### What is asked
Count the lines in the records below that contain the string "技术要求", matching case exactly, and reply with the number alone.
▶
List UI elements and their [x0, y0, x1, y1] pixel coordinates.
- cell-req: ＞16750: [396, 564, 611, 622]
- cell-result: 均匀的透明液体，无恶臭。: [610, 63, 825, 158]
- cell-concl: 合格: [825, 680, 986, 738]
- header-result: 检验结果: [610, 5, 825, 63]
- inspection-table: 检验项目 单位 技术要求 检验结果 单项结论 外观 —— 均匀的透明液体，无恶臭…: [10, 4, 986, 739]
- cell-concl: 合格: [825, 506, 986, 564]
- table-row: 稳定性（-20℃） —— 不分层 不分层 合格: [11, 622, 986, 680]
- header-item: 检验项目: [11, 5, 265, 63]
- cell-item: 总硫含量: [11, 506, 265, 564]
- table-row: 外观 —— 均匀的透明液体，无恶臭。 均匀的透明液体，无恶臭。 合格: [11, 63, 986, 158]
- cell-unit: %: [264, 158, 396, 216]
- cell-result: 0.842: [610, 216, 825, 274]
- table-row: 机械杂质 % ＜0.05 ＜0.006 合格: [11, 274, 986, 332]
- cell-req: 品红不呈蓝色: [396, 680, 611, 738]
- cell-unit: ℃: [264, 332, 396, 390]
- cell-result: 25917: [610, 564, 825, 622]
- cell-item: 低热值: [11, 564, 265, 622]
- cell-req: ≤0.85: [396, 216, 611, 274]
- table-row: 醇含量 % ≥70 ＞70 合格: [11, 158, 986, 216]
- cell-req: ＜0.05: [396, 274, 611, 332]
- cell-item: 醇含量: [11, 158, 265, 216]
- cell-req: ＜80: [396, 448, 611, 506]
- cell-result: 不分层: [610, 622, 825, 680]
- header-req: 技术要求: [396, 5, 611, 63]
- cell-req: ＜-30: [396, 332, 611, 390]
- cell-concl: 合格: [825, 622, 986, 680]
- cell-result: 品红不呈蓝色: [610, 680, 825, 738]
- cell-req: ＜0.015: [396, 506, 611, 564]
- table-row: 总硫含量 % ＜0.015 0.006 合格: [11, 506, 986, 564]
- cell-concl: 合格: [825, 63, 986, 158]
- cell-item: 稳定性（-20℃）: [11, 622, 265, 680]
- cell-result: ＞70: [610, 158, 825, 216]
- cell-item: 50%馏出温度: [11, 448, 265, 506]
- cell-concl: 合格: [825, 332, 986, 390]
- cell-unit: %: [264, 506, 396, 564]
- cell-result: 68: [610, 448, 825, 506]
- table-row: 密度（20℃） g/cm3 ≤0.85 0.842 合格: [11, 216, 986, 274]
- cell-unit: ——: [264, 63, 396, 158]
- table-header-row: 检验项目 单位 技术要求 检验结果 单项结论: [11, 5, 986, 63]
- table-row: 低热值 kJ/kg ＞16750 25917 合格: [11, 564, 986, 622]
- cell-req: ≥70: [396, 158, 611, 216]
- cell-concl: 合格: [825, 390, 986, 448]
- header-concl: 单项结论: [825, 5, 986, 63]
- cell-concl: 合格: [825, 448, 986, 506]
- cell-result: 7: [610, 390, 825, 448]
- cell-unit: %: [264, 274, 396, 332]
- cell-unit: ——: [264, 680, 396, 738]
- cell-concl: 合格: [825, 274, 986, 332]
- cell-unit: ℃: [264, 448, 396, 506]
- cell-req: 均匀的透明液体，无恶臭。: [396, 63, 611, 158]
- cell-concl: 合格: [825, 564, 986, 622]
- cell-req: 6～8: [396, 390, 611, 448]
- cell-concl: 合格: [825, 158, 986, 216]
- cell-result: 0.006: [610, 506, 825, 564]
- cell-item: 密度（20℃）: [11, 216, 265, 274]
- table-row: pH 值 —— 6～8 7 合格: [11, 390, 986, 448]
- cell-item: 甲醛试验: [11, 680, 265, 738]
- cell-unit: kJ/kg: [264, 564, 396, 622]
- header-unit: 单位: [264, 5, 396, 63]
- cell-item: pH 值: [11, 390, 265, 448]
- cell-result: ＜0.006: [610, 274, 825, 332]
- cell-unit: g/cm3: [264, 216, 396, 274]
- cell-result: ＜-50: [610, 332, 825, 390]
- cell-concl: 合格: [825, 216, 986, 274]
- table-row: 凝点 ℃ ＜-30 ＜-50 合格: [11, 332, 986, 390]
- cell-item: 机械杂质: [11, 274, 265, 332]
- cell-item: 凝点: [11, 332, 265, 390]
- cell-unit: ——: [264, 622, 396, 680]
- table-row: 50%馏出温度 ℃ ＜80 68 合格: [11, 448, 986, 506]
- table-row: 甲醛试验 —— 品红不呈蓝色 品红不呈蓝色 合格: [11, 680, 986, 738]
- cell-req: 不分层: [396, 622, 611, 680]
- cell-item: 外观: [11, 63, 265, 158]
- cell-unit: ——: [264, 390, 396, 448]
◀
### Worked solution
3